## PROBLEM REQUIREMENTS
The records below must be copied in full; omit the images.

## MATERIALS PROVIDED
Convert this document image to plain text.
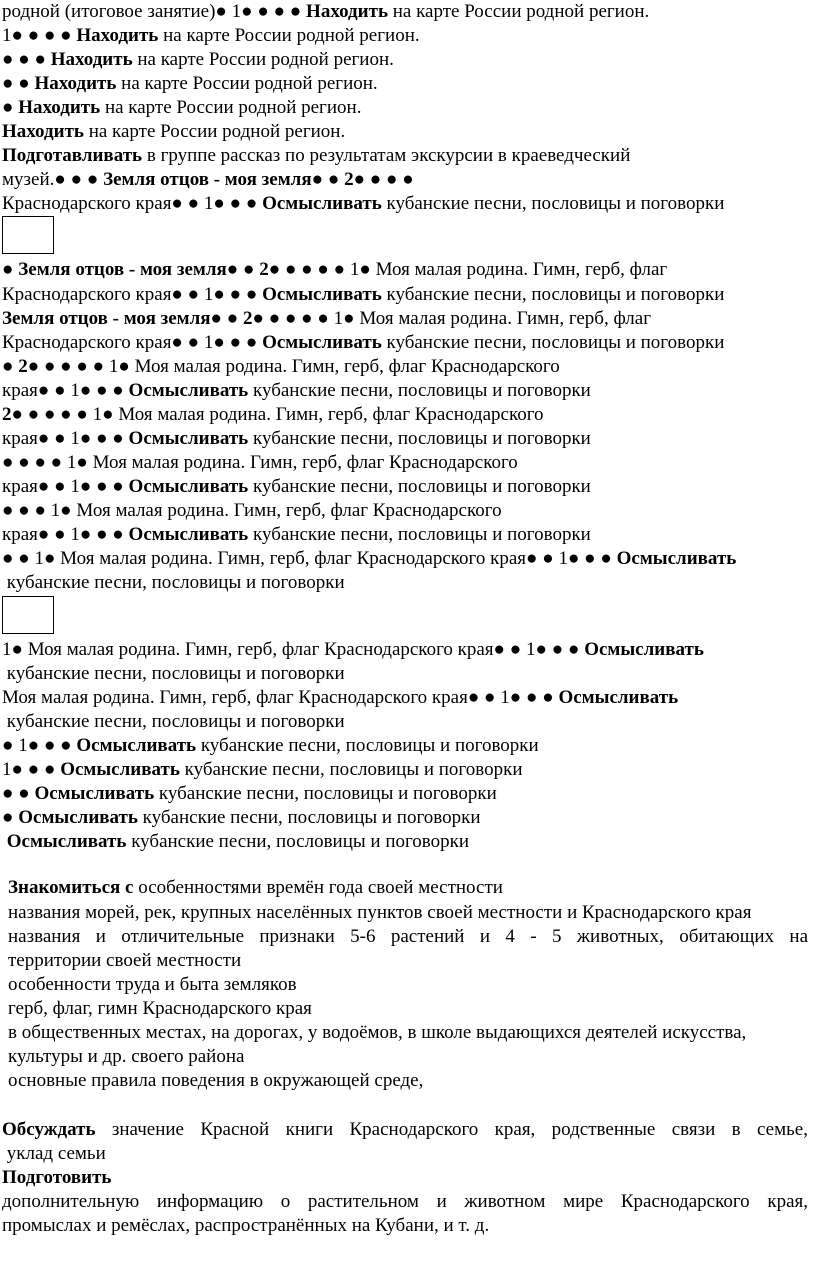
родной (итоговое занятие)● 1● ● ● ● Находить на карте России родной регион.
1● ● ● ● Находить на карте России родной регион.
● ● ● Находить на карте России родной регион.
● ● Находить на карте России родной регион.
● Находить на карте России родной регион.
Находить на карте России родной регион.
Подготавливать в группе рассказ по результатам экскурсии в краеведческий
музей.● ● ● Земля отцов - моя земля● ● 2● ● ● ●
Краснодарского края● ● 1● ● ● Осмысливать кубанские песни, пословицы и поговорки
● Земля отцов - моя земля● ● 2● ● ● ● ● 1● Моя малая родина. Гимн, герб, флаг
Краснодарского края● ● 1● ● ● Осмысливать кубанские песни, пословицы и поговорки
Земля отцов - моя земля● ● 2● ● ● ● ● 1● Моя малая родина. Гимн, герб, флаг
Краснодарского края● ● 1● ● ● Осмысливать кубанские песни, пословицы и поговорки
● 2● ● ● ● ● 1● Моя малая родина. Гимн, герб, флаг Краснодарского
края● ● 1● ● ● Осмысливать кубанские песни, пословицы и поговорки
2● ● ● ● ● 1● Моя малая родина. Гимн, герб, флаг Краснодарского
края● ● 1● ● ● Осмысливать кубанские песни, пословицы и поговорки
● ● ● ● 1● Моя малая родина. Гимн, герб, флаг Краснодарского
края● ● 1● ● ● Осмысливать кубанские песни, пословицы и поговорки
● ● ● 1● Моя малая родина. Гимн, герб, флаг Краснодарского
края● ● 1● ● ● Осмысливать кубанские песни, пословицы и поговорки
● ● 1● Моя малая родина. Гимн, герб, флаг Краснодарского края● ● 1● ● ● Осмысливать
кубанские песни, пословицы и поговорки
1● Моя малая родина. Гимн, герб, флаг Краснодарского края● ● 1● ● ● Осмысливать
кубанские песни, пословицы и поговорки
Моя малая родина. Гимн, герб, флаг Краснодарского края● ● 1● ● ● Осмысливать
кубанские песни, пословицы и поговорки
● 1● ● ● Осмысливать кубанские песни, пословицы и поговорки
1● ● ● Осмысливать кубанские песни, пословицы и поговорки
● ● Осмысливать кубанские песни, пословицы и поговорки
● Осмысливать кубанские песни, пословицы и поговорки
Осмысливать кубанские песни, пословицы и поговорки
Знакомиться с особенностями времён года своей местности
названия морей, рек, крупных населённых пунктов своей местности и Краснодарского края
названия и отличительные признаки 5-6 растений и 4 - 5 животных, обитающих на
территории своей местности
особенности труда и быта земляков
герб, флаг, гимн Краснодарского края
в общественных местах, на дорогах, у водоёмов, в школе выдающихся деятелей искусства,
культуры и др. своего района
основные правила поведения в окружающей среде,
Обсуждать значение Красной книги Краснодарского края, родственные связи в семье,
уклад семьи
Подготовить
дополнительную информацию о растительном и животном мире Краснодарского края,
промыслах и ремёслах, распространённых на Кубани, и т. д.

## SOLUTION TO THE EXERCISE
Convert this document image to plain text.
родной (итоговое занятие)● 1● ● ● ● Находить на карте России родной регион.
1● ● ● ● Находить на карте России родной регион.
● ● ● Находить на карте России родной регион.
● ● Находить на карте России родной регион.
● Находить на карте России родной регион.
Находить на карте России родной регион.
Подготавливать в группе рассказ по результатам экскурсии в краеведческий
музей.● ● ● Земля отцов - моя земля● ● 2● ● ● ●
Краснодарского края● ● 1● ● ● Осмысливать кубанские песни, пословицы и поговорки
● Земля отцов - моя земля● ● 2● ● ● ● ● 1● Моя малая родина. Гимн, герб, флаг
Краснодарского края● ● 1● ● ● Осмысливать кубанские песни, пословицы и поговорки
Земля отцов - моя земля● ● 2● ● ● ● ● 1● Моя малая родина. Гимн, герб, флаг
Краснодарского края● ● 1● ● ● Осмысливать кубанские песни, пословицы и поговорки
● 2● ● ● ● ● 1● Моя малая родина. Гимн, герб, флаг Краснодарского
края● ● 1● ● ● Осмысливать кубанские песни, пословицы и поговорки
2● ● ● ● ● 1● Моя малая родина. Гимн, герб, флаг Краснодарского
края● ● 1● ● ● Осмысливать кубанские песни, пословицы и поговорки
● ● ● ● 1● Моя малая родина. Гимн, герб, флаг Краснодарского
края● ● 1● ● ● Осмысливать кубанские песни, пословицы и поговорки
● ● ● 1● Моя малая родина. Гимн, герб, флаг Краснодарского
края● ● 1● ● ● Осмысливать кубанские песни, пословицы и поговорки
● ● 1● Моя малая родина. Гимн, герб, флаг Краснодарского края● ● 1● ● ● Осмысливать
кубанские песни, пословицы и поговорки
1● Моя малая родина. Гимн, герб, флаг Краснодарского края● ● 1● ● ● Осмысливать
кубанские песни, пословицы и поговорки
Моя малая родина. Гимн, герб, флаг Краснодарского края● ● 1● ● ● Осмысливать
кубанские песни, пословицы и поговорки
● 1● ● ● Осмысливать кубанские песни, пословицы и поговорки
1● ● ● Осмысливать кубанские песни, пословицы и поговорки
● ● Осмысливать кубанские песни, пословицы и поговорки
● Осмысливать кубанские песни, пословицы и поговорки
Осмысливать кубанские песни, пословицы и поговорки
Знакомиться с особенностями времён года своей местности
названия морей, рек, крупных населённых пунктов своей местности и Краснодарского края
названия и отличительные признаки 5-6 растений и 4 - 5 животных, обитающих на
территории своей местности
особенности труда и быта земляков
герб, флаг, гимн Краснодарского края
в общественных местах, на дорогах, у водоёмов, в школе выдающихся деятелей искусства,
культуры и др. своего района
основные правила поведения в окружающей среде,
Обсуждать значение Красной книги Краснодарского края, родственные связи в семье,
уклад семьи
Подготовить
дополнительную информацию о растительном и животном мире Краснодарского края,
промыслах и ремёслах, распространённых на Кубани, и т. д.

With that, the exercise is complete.